<<<<

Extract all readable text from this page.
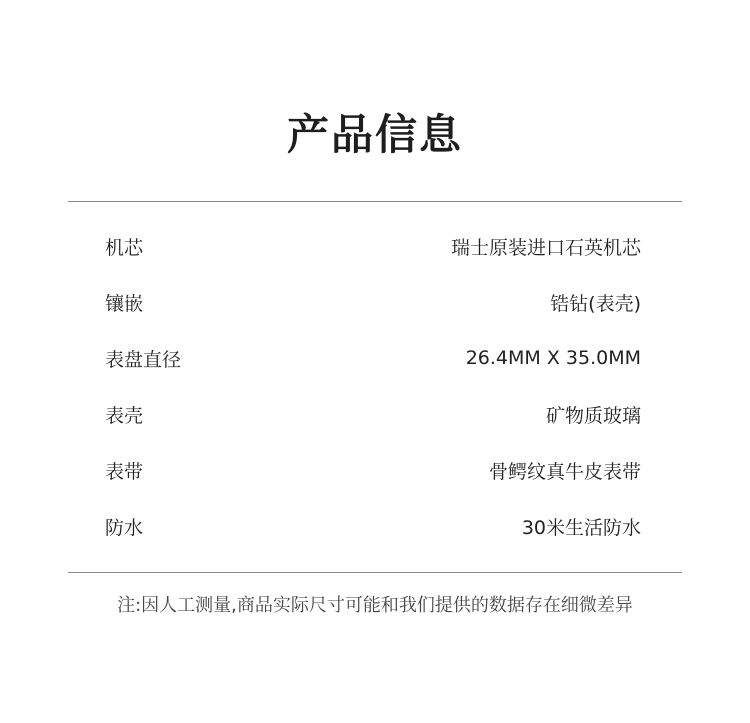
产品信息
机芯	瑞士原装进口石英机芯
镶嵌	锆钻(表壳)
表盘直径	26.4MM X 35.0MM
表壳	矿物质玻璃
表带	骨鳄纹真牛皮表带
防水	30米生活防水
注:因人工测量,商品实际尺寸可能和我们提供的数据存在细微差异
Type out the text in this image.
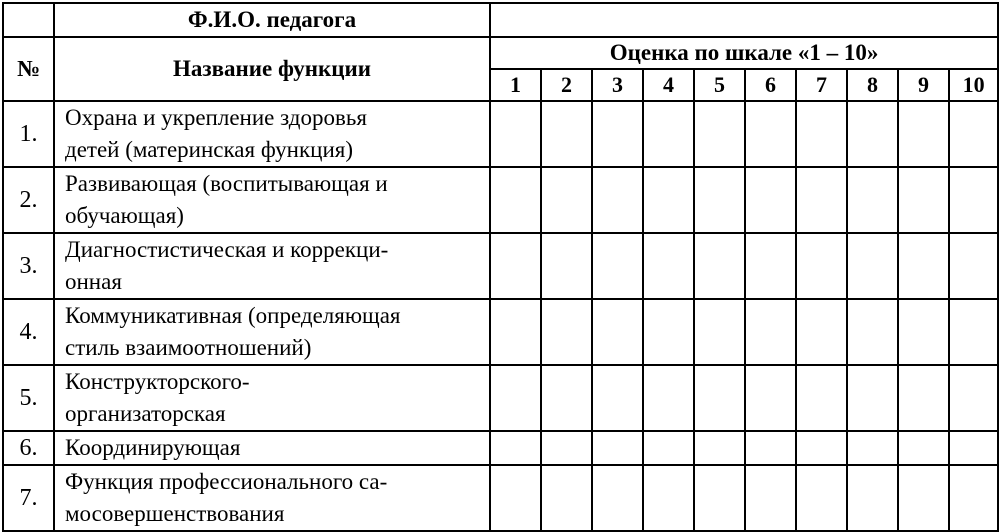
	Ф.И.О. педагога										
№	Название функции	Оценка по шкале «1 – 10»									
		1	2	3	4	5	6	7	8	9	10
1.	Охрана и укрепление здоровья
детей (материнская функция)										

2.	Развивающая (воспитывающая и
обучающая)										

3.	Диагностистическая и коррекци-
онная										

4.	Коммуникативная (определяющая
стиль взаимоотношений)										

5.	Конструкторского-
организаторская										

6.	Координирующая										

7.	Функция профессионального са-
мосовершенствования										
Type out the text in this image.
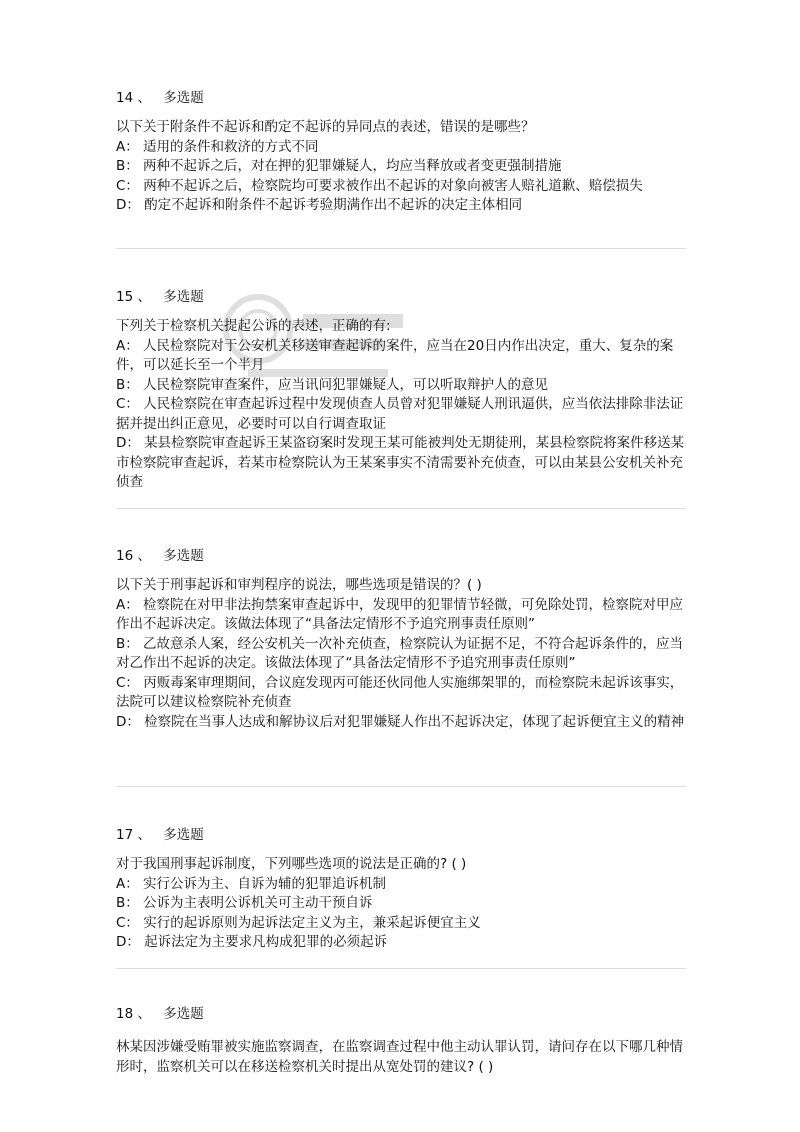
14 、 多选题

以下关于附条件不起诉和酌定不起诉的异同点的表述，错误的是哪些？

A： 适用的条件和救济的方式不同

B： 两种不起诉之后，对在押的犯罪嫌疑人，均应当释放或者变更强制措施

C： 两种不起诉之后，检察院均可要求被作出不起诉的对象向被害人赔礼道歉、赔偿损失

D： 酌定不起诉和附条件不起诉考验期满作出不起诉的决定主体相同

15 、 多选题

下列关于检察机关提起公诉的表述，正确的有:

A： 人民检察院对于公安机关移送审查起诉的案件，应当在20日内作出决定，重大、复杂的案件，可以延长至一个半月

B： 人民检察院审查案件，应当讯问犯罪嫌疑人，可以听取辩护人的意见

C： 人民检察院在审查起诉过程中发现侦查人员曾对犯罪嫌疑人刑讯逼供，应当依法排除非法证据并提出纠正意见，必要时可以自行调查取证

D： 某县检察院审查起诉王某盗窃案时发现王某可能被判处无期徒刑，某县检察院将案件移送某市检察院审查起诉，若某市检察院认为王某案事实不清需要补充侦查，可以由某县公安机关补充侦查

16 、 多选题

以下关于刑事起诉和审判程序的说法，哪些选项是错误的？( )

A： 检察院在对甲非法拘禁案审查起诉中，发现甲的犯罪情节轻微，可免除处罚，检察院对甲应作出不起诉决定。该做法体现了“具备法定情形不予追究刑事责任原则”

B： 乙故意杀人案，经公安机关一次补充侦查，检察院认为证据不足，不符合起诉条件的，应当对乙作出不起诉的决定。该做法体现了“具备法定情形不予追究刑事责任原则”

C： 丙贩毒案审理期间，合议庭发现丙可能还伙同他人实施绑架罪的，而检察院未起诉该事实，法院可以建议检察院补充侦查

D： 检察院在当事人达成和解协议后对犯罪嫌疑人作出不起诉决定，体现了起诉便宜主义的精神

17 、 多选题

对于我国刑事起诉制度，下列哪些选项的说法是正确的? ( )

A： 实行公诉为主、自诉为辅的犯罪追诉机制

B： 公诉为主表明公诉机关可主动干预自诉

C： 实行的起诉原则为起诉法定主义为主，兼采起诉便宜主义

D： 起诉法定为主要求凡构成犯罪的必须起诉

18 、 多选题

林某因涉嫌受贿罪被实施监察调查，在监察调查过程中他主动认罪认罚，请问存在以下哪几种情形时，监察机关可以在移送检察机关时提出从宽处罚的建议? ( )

>>>>
<<<<

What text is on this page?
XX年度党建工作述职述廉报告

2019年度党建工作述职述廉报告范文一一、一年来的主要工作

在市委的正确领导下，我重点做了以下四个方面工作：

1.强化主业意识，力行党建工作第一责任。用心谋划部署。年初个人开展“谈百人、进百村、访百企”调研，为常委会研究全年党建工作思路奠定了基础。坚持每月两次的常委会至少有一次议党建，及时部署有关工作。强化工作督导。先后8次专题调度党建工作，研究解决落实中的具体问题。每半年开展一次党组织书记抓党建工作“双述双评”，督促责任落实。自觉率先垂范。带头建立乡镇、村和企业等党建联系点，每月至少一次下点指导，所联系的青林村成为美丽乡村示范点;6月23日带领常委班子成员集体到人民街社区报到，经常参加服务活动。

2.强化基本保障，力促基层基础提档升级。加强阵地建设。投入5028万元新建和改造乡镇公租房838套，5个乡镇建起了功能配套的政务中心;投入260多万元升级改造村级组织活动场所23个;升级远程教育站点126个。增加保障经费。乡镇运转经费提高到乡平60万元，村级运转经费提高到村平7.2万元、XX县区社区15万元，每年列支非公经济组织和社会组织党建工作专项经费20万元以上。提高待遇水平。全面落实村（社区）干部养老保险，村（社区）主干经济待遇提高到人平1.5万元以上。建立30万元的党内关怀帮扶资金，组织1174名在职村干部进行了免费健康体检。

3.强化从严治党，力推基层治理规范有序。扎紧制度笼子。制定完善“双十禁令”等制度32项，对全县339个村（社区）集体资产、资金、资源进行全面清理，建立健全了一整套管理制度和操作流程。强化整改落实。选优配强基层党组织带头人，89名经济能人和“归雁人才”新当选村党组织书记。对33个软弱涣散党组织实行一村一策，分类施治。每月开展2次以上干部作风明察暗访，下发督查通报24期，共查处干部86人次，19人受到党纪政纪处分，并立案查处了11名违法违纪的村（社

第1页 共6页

>>>>

** WHAT THE TASK ASKS **
Find each line holding the string "this" and copy it out.

** RIGHT ANSWER **
Extract all readable text from this page.
Type out the text in this image.
Type out the text in this image.
What text is on this page?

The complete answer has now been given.